[start of Extracted data]

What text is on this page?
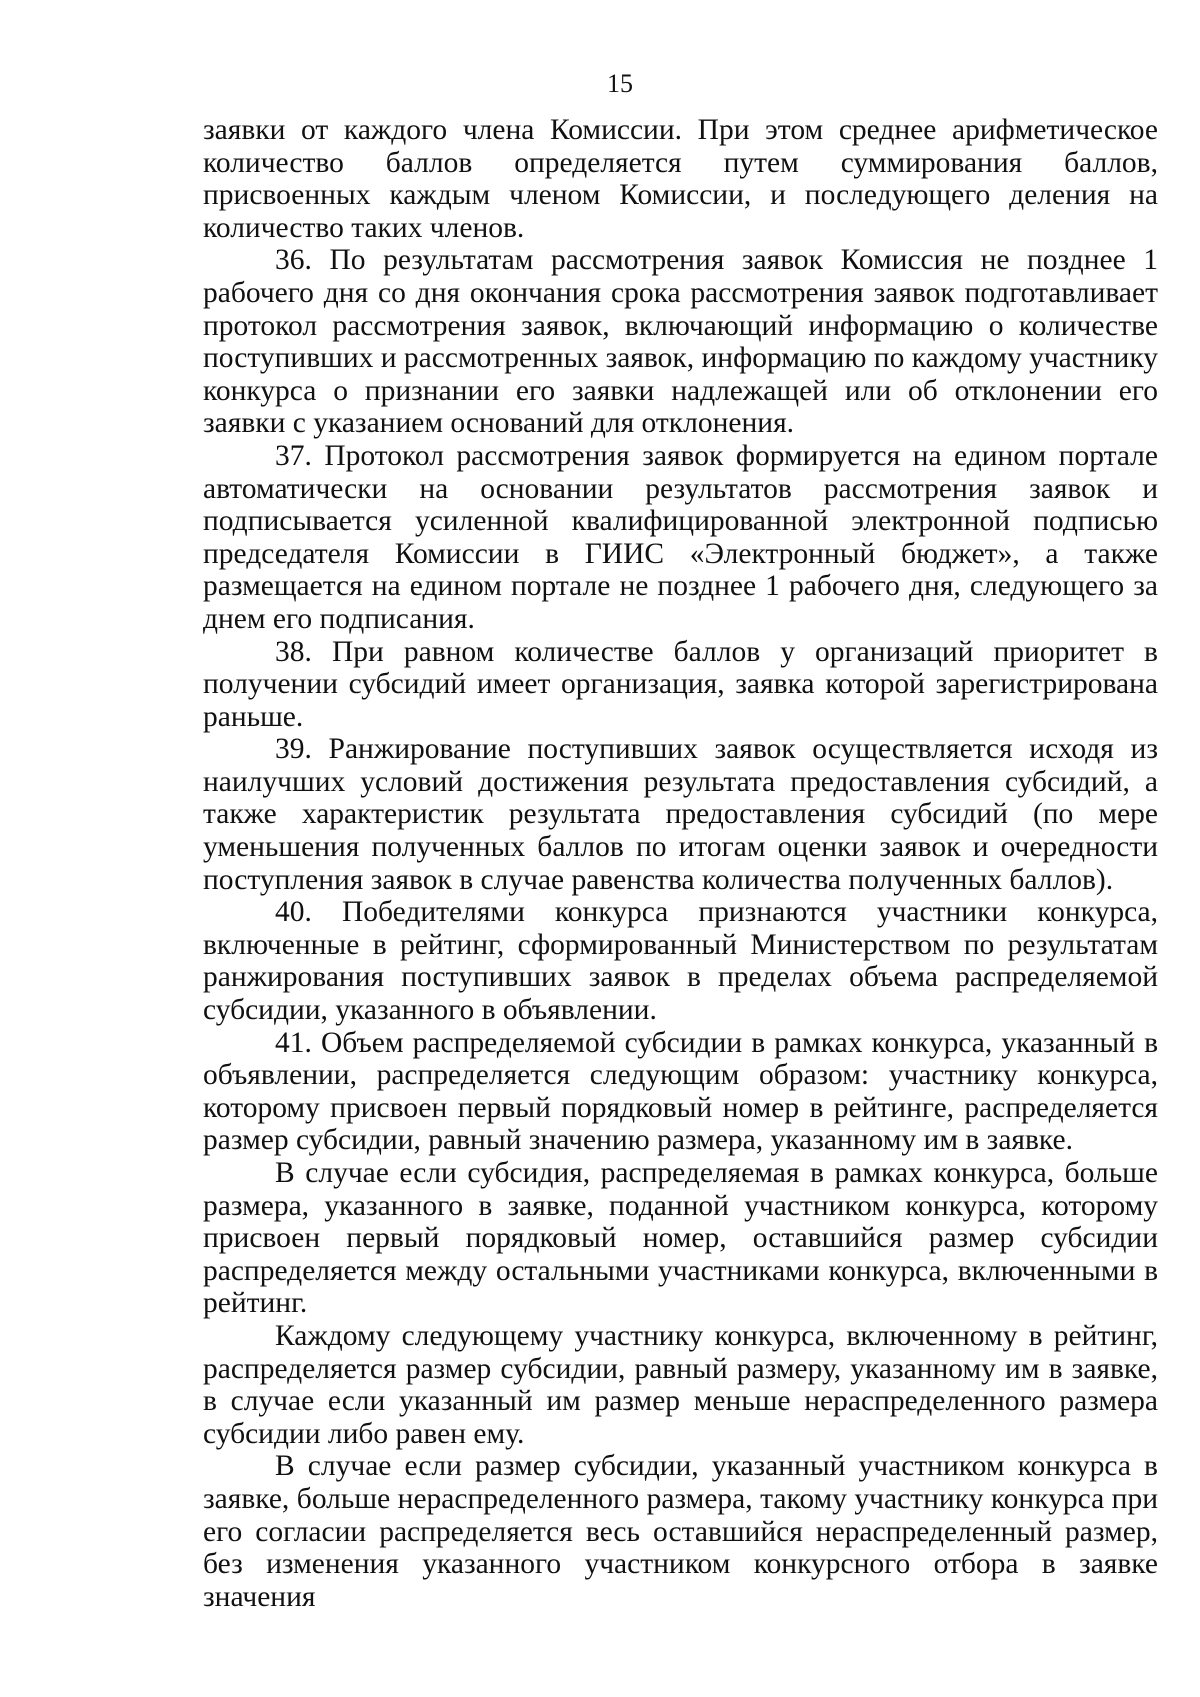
15

заявки от каждого члена Комиссии. При этом среднее арифметическое количество баллов определяется путем суммирования баллов, присвоенных каждым членом Комиссии, и последующего деления на количество таких членов.

36. По результатам рассмотрения заявок Комиссия не позднее 1 рабочего дня со дня окончания срока рассмотрения заявок подготавливает протокол рассмотрения заявок, включающий информацию о количестве поступивших и рассмотренных заявок, информацию по каждому участнику конкурса о признании его заявки надлежащей или об отклонении его заявки с указанием оснований для отклонения.

37. Протокол рассмотрения заявок формируется на едином портале автоматически на основании результатов рассмотрения заявок и подписывается усиленной квалифицированной электронной подписью председателя Комиссии в ГИИС «Электронный бюджет», а также размещается на едином портале не позднее 1 рабочего дня, следующего за днем его подписания.

38. При равном количестве баллов у организаций приоритет в получении субсидий имеет организация, заявка которой зарегистрирована раньше.

39. Ранжирование поступивших заявок осуществляется исходя из наилучших условий достижения результата предоставления субсидий, а также характеристик результата предоставления субсидий (по мере уменьшения полученных баллов по итогам оценки заявок и очередности поступления заявок в случае равенства количества полученных баллов).

40. Победителями конкурса признаются участники конкурса, включенные в рейтинг, сформированный Министерством по результатам ранжирования поступивших заявок в пределах объема распределяемой субсидии, указанного в объявлении.

41. Объем распределяемой субсидии в рамках конкурса, указанный в объявлении, распределяется следующим образом: участнику конкурса, которому присвоен первый порядковый номер в рейтинге, распределяется размер субсидии, равный значению размера, указанному им в заявке.

В случае если субсидия, распределяемая в рамках конкурса, больше размера, указанного в заявке, поданной участником конкурса, которому присвоен первый порядковый номер, оставшийся размер субсидии распределяется между остальными участниками конкурса, включенными в рейтинг.

Каждому следующему участнику конкурса, включенному в рейтинг, распределяется размер субсидии, равный размеру, указанному им в заявке, в случае если указанный им размер меньше нераспределенного размера субсидии либо равен ему.

В случае если размер субсидии, указанный участником конкурса в заявке, больше нераспределенного размера, такому участнику конкурса при его согласии распределяется весь оставшийся нераспределенный размер, без изменения указанного участником конкурсного отбора в заявке значения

[end of Extracted data]

◆ What to work on
Each record above should come back exactly the same, only without its pictures.

◆ Full output
What text is on this page?
15

заявки от каждого члена Комиссии. При этом среднее арифметическое количество баллов определяется путем суммирования баллов, присвоенных каждым членом Комиссии, и последующего деления на количество таких членов.

36. По результатам рассмотрения заявок Комиссия не позднее 1 рабочего дня со дня окончания срока рассмотрения заявок подготавливает протокол рассмотрения заявок, включающий информацию о количестве поступивших и рассмотренных заявок, информацию по каждому участнику конкурса о признании его заявки надлежащей или об отклонении его заявки с указанием оснований для отклонения.

37. Протокол рассмотрения заявок формируется на едином портале автоматически на основании результатов рассмотрения заявок и подписывается усиленной квалифицированной электронной подписью председателя Комиссии в ГИИС «Электронный бюджет», а также размещается на едином портале не позднее 1 рабочего дня, следующего за днем его подписания.

38. При равном количестве баллов у организаций приоритет в получении субсидий имеет организация, заявка которой зарегистрирована раньше.

39. Ранжирование поступивших заявок осуществляется исходя из наилучших условий достижения результата предоставления субсидий, а также характеристик результата предоставления субсидий (по мере уменьшения полученных баллов по итогам оценки заявок и очередности поступления заявок в случае равенства количества полученных баллов).

40. Победителями конкурса признаются участники конкурса, включенные в рейтинг, сформированный Министерством по результатам ранжирования поступивших заявок в пределах объема распределяемой субсидии, указанного в объявлении.

41. Объем распределяемой субсидии в рамках конкурса, указанный в объявлении, распределяется следующим образом: участнику конкурса, которому присвоен первый порядковый номер в рейтинге, распределяется размер субсидии, равный значению размера, указанному им в заявке.

В случае если субсидия, распределяемая в рамках конкурса, больше размера, указанного в заявке, поданной участником конкурса, которому присвоен первый порядковый номер, оставшийся размер субсидии распределяется между остальными участниками конкурса, включенными в рейтинг.

Каждому следующему участнику конкурса, включенному в рейтинг, распределяется размер субсидии, равный размеру, указанному им в заявке, в случае если указанный им размер меньше нераспределенного размера субсидии либо равен ему.

В случае если размер субсидии, указанный участником конкурса в заявке, больше нераспределенного размера, такому участнику конкурса при его согласии распределяется весь оставшийся нераспределенный размер, без изменения указанного участником конкурсного отбора в заявке значения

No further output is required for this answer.